REQUEST — Report every line from the material that contains the word "minMSE".

## Begin

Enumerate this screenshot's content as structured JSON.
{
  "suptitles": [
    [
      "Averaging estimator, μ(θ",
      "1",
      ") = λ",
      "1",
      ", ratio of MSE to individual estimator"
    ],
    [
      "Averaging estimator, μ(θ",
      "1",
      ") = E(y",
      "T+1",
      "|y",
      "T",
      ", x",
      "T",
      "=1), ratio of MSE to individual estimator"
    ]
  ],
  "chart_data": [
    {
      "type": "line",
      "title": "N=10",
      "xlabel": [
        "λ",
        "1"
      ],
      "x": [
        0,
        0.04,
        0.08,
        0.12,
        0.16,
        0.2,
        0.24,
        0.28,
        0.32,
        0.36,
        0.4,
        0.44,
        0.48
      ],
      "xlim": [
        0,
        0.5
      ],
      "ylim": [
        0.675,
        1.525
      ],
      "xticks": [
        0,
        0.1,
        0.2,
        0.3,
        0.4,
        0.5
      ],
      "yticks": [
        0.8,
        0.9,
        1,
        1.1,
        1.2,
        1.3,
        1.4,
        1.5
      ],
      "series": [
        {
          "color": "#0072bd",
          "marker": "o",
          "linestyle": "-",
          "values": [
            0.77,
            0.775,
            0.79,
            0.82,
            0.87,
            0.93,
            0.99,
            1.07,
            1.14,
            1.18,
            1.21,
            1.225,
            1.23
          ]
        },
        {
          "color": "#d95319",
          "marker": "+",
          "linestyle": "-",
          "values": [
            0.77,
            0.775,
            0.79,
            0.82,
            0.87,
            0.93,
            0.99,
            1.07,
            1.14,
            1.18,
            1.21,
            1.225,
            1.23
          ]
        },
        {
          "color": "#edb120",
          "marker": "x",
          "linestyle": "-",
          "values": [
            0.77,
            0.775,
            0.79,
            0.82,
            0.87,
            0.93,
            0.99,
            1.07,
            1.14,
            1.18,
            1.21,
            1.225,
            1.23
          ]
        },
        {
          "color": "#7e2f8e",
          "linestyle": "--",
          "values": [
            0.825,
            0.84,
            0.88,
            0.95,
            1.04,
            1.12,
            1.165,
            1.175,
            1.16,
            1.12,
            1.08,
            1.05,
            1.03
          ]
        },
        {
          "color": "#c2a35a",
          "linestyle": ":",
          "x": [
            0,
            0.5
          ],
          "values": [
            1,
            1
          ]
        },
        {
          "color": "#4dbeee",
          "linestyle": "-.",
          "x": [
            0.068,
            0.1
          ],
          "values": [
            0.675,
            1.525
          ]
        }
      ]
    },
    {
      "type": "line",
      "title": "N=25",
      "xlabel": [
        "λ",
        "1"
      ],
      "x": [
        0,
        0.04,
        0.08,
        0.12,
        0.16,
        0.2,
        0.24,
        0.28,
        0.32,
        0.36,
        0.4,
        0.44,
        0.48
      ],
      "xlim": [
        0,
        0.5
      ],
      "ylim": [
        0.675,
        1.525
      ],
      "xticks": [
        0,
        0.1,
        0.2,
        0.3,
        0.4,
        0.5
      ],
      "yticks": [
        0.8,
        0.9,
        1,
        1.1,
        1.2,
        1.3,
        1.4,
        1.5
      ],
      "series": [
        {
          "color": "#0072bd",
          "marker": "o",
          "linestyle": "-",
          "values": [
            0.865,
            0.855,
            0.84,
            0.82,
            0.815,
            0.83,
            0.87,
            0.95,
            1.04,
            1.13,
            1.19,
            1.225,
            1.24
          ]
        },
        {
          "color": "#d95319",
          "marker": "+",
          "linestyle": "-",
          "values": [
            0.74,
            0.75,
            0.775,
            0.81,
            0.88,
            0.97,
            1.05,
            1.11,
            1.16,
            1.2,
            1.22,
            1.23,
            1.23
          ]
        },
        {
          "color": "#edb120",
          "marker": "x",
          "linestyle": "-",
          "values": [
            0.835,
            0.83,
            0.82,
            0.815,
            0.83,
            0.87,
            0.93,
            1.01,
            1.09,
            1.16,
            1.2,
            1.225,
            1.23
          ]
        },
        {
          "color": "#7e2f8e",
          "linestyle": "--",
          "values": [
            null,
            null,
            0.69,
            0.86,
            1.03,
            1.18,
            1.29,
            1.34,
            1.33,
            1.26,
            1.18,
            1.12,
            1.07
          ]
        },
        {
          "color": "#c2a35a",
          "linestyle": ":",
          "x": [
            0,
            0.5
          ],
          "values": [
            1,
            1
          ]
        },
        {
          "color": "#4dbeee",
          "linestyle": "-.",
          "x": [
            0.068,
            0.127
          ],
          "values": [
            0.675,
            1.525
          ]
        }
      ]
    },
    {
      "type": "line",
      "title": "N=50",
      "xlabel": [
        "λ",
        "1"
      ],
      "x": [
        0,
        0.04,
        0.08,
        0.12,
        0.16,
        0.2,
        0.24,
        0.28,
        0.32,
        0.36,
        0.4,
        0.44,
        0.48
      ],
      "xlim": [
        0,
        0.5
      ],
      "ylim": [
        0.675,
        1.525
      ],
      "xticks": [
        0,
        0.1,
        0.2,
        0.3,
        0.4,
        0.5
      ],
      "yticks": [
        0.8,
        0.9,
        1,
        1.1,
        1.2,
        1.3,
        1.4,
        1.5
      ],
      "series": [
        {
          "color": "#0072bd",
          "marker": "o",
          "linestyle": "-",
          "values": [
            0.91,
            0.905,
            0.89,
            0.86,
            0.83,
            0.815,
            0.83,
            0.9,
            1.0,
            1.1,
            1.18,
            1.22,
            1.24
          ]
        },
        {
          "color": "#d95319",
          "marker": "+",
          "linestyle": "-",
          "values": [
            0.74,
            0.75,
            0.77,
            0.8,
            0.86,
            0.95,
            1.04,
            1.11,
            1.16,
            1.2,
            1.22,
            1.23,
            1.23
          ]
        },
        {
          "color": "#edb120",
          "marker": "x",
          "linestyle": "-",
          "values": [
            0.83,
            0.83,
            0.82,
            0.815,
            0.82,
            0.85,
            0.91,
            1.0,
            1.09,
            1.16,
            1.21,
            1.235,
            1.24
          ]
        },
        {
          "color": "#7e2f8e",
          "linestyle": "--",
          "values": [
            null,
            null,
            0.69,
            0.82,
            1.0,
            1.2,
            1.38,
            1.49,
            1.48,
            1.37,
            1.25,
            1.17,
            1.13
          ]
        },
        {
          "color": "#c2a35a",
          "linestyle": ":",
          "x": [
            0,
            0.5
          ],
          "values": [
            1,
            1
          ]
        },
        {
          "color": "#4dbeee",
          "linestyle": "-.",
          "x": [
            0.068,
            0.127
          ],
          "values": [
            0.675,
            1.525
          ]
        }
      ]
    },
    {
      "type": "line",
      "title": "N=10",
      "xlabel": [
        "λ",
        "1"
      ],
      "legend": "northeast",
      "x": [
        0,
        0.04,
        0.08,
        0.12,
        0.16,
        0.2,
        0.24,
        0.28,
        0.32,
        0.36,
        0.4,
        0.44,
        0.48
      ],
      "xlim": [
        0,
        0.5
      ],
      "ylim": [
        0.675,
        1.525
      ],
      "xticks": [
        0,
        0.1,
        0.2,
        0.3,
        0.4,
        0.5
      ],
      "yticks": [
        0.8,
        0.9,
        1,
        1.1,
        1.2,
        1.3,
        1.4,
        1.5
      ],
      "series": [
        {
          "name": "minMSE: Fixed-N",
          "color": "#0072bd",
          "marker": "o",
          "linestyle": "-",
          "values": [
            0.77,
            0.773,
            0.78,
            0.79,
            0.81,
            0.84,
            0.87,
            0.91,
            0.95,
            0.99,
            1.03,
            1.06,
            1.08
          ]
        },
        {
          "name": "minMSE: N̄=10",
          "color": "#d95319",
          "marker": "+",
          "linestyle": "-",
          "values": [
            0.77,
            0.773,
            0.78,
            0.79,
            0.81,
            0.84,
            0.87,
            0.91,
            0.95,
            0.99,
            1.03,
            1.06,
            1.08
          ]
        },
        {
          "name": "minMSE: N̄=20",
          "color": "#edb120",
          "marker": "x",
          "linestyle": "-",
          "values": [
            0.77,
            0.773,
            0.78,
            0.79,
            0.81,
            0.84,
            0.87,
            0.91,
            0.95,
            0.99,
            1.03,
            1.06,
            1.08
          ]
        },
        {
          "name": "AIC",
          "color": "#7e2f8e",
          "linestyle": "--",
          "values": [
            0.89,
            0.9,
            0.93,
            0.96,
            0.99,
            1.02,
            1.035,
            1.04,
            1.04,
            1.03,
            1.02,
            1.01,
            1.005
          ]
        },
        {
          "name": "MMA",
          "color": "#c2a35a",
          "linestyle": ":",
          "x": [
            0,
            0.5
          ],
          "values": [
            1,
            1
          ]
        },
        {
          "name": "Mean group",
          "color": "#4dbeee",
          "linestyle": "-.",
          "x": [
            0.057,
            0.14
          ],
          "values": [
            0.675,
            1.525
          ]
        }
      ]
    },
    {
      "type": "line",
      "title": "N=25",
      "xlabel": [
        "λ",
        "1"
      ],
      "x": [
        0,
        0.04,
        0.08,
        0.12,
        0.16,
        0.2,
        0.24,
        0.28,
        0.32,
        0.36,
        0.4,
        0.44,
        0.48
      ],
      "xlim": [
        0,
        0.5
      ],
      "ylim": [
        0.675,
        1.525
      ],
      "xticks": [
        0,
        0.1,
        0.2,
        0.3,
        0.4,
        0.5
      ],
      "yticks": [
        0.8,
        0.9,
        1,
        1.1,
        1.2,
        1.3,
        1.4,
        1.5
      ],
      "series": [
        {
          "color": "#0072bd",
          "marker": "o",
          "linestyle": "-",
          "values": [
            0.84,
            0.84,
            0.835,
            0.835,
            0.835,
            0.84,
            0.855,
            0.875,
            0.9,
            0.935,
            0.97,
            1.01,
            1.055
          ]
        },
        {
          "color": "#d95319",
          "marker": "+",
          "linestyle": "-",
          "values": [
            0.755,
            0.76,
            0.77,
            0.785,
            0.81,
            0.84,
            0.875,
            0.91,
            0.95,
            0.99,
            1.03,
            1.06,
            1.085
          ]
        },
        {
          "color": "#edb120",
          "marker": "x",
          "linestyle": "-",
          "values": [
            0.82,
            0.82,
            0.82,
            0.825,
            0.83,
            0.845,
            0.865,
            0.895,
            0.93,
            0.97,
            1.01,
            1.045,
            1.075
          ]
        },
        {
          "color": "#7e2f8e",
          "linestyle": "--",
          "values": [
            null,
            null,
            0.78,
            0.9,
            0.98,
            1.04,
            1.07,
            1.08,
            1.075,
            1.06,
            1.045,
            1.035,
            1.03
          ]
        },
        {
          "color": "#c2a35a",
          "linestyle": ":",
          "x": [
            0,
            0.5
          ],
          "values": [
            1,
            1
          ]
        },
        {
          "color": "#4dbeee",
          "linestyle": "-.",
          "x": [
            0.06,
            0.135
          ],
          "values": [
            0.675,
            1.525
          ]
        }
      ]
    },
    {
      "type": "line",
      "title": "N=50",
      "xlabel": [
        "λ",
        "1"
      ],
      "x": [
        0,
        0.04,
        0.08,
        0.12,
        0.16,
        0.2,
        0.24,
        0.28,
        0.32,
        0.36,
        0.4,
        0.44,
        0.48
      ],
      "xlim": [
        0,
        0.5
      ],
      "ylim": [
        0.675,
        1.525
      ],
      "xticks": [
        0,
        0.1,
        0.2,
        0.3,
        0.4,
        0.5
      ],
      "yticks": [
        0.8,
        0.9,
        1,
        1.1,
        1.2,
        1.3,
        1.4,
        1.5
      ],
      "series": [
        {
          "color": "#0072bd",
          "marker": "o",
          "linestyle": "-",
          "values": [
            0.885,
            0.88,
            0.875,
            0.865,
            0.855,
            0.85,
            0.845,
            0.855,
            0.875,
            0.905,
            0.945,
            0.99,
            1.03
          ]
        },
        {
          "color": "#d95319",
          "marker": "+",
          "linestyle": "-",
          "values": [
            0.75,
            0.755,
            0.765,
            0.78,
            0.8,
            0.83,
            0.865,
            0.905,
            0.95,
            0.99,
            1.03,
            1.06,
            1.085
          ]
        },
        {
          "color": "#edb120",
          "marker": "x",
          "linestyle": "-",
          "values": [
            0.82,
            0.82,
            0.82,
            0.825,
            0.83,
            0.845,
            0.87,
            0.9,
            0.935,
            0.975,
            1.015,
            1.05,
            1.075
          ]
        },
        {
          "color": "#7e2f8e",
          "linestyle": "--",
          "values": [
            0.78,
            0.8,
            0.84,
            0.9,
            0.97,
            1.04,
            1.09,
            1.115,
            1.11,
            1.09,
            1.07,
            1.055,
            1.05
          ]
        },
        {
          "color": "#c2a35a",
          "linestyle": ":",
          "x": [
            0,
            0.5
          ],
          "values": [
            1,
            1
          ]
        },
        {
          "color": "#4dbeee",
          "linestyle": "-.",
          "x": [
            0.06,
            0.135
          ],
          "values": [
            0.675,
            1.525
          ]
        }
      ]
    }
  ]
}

## End

RESPONSE TO THE EXERCISE —
          "name": "minMSE: Fixed-N",
          "name": "minMSE: N̄=10",
          "name": "minMSE: N̄=20",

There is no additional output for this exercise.